▶ [AIM OF THE TASK]:
Extract the complete data exactly as given.
_____
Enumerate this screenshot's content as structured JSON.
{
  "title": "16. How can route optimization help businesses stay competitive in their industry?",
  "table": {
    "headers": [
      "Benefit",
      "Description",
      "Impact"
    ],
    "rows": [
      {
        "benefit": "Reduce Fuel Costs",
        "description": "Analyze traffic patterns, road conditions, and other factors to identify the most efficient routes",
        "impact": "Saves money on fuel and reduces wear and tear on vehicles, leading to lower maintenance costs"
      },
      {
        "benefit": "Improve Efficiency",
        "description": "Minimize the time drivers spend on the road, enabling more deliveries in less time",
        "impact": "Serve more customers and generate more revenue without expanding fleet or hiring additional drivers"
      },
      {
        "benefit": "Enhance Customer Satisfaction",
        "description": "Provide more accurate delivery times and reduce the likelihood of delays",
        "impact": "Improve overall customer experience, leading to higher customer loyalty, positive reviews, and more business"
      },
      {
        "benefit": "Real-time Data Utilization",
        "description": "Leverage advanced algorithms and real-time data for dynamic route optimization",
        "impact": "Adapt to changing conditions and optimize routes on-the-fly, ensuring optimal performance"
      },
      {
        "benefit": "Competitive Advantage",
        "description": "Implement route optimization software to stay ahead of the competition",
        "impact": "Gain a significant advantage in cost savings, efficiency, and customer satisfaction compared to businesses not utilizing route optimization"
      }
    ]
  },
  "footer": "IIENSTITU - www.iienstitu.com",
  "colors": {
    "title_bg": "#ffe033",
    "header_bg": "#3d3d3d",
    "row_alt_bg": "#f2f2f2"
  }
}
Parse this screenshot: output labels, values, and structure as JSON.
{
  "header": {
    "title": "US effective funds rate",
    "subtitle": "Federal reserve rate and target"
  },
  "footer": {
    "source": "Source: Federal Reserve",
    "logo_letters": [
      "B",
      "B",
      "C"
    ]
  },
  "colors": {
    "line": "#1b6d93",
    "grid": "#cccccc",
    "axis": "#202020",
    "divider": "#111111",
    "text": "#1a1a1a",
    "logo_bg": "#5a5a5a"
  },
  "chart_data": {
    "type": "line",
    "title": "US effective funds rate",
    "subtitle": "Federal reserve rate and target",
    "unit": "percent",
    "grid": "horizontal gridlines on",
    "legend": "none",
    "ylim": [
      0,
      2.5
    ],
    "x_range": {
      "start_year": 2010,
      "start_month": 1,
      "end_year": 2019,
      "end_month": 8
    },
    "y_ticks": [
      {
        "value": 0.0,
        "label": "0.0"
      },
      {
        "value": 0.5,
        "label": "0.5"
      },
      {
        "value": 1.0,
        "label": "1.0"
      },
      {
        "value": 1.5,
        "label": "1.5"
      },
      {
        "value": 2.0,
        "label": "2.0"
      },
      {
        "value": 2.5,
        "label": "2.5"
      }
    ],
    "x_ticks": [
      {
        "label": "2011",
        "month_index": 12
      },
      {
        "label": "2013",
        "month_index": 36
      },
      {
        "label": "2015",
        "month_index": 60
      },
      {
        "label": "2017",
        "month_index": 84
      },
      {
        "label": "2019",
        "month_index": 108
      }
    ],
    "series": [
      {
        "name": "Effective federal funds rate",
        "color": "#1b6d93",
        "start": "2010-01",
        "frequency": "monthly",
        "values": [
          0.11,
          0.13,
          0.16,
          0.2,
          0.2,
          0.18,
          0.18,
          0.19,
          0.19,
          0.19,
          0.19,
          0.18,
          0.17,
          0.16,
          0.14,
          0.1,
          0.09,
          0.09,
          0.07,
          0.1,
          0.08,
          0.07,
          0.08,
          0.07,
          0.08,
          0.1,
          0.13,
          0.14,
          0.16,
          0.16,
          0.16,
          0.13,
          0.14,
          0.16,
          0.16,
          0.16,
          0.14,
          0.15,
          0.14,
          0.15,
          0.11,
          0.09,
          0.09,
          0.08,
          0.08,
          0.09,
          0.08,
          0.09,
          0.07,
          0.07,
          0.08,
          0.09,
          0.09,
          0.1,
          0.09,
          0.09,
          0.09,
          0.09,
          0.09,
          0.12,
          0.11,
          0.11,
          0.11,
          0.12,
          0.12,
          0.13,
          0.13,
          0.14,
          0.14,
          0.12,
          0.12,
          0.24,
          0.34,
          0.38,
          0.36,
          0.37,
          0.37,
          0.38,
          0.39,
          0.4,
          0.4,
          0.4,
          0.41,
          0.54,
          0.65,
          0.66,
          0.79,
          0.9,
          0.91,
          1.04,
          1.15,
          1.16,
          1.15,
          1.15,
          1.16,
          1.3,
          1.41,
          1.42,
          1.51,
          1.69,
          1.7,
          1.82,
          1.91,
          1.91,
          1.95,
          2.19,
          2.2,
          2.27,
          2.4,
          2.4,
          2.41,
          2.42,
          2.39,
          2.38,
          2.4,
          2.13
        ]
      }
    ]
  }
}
_____
▶ [EXERCISE ANSWER]:
Enumerate this screenshot's content as structured JSON.
{
  "title": "16. How can route optimization help businesses stay competitive in their industry?",
  "table": {
    "headers": [
      "Benefit",
      "Description",
      "Impact"
    ],
    "rows": [
      {
        "benefit": "Reduce Fuel Costs",
        "description": "Analyze traffic patterns, road conditions, and other factors to identify the most efficient routes",
        "impact": "Saves money on fuel and reduces wear and tear on vehicles, leading to lower maintenance costs"
      },
      {
        "benefit": "Improve Efficiency",
        "description": "Minimize the time drivers spend on the road, enabling more deliveries in less time",
        "impact": "Serve more customers and generate more revenue without expanding fleet or hiring additional drivers"
      },
      {
        "benefit": "Enhance Customer Satisfaction",
        "description": "Provide more accurate delivery times and reduce the likelihood of delays",
        "impact": "Improve overall customer experience, leading to higher customer loyalty, positive reviews, and more business"
      },
      {
        "benefit": "Real-time Data Utilization",
        "description": "Leverage advanced algorithms and real-time data for dynamic route optimization",
        "impact": "Adapt to changing conditions and optimize routes on-the-fly, ensuring optimal performance"
      },
      {
        "benefit": "Competitive Advantage",
        "description": "Implement route optimization software to stay ahead of the competition",
        "impact": "Gain a significant advantage in cost savings, efficiency, and customer satisfaction compared to businesses not utilizing route optimization"
      }
    ]
  },
  "footer": "IIENSTITU - www.iienstitu.com",
  "colors": {
    "title_bg": "#ffe033",
    "header_bg": "#3d3d3d",
    "row_alt_bg": "#f2f2f2"
  }
}
Parse this screenshot: output labels, values, and structure as JSON.
{
  "header": {
    "title": "US effective funds rate",
    "subtitle": "Federal reserve rate and target"
  },
  "footer": {
    "source": "Source: Federal Reserve",
    "logo_letters": [
      "B",
      "B",
      "C"
    ]
  },
  "colors": {
    "line": "#1b6d93",
    "grid": "#cccccc",
    "axis": "#202020",
    "divider": "#111111",
    "text": "#1a1a1a",
    "logo_bg": "#5a5a5a"
  },
  "chart_data": {
    "type": "line",
    "title": "US effective funds rate",
    "subtitle": "Federal reserve rate and target",
    "unit": "percent",
    "grid": "horizontal gridlines on",
    "legend": "none",
    "ylim": [
      0,
      2.5
    ],
    "x_range": {
      "start_year": 2010,
      "start_month": 1,
      "end_year": 2019,
      "end_month": 8
    },
    "y_ticks": [
      {
        "value": 0.0,
        "label": "0.0"
      },
      {
        "value": 0.5,
        "label": "0.5"
      },
      {
        "value": 1.0,
        "label": "1.0"
      },
      {
        "value": 1.5,
        "label": "1.5"
      },
      {
        "value": 2.0,
        "label": "2.0"
      },
      {
        "value": 2.5,
        "label": "2.5"
      }
    ],
    "x_ticks": [
      {
        "label": "2011",
        "month_index": 12
      },
      {
        "label": "2013",
        "month_index": 36
      },
      {
        "label": "2015",
        "month_index": 60
      },
      {
        "label": "2017",
        "month_index": 84
      },
      {
        "label": "2019",
        "month_index": 108
      }
    ],
    "series": [
      {
        "name": "Effective federal funds rate",
        "color": "#1b6d93",
        "start": "2010-01",
        "frequency": "monthly",
        "values": [
          0.11,
          0.13,
          0.16,
          0.2,
          0.2,
          0.18,
          0.18,
          0.19,
          0.19,
          0.19,
          0.19,
          0.18,
          0.17,
          0.16,
          0.14,
          0.1,
          0.09,
          0.09,
          0.07,
          0.1,
          0.08,
          0.07,
          0.08,
          0.07,
          0.08,
          0.1,
          0.13,
          0.14,
          0.16,
          0.16,
          0.16,
          0.13,
          0.14,
          0.16,
          0.16,
          0.16,
          0.14,
          0.15,
          0.14,
          0.15,
          0.11,
          0.09,
          0.09,
          0.08,
          0.08,
          0.09,
          0.08,
          0.09,
          0.07,
          0.07,
          0.08,
          0.09,
          0.09,
          0.1,
          0.09,
          0.09,
          0.09,
          0.09,
          0.09,
          0.12,
          0.11,
          0.11,
          0.11,
          0.12,
          0.12,
          0.13,
          0.13,
          0.14,
          0.14,
          0.12,
          0.12,
          0.24,
          0.34,
          0.38,
          0.36,
          0.37,
          0.37,
          0.38,
          0.39,
          0.4,
          0.4,
          0.4,
          0.41,
          0.54,
          0.65,
          0.66,
          0.79,
          0.9,
          0.91,
          1.04,
          1.15,
          1.16,
          1.15,
          1.15,
          1.16,
          1.3,
          1.41,
          1.42,
          1.51,
          1.69,
          1.7,
          1.82,
          1.91,
          1.91,
          1.95,
          2.19,
          2.2,
          2.27,
          2.4,
          2.4,
          2.41,
          2.42,
          2.39,
          2.38,
          2.4,
          2.13
        ]
      }
    ]
  }
}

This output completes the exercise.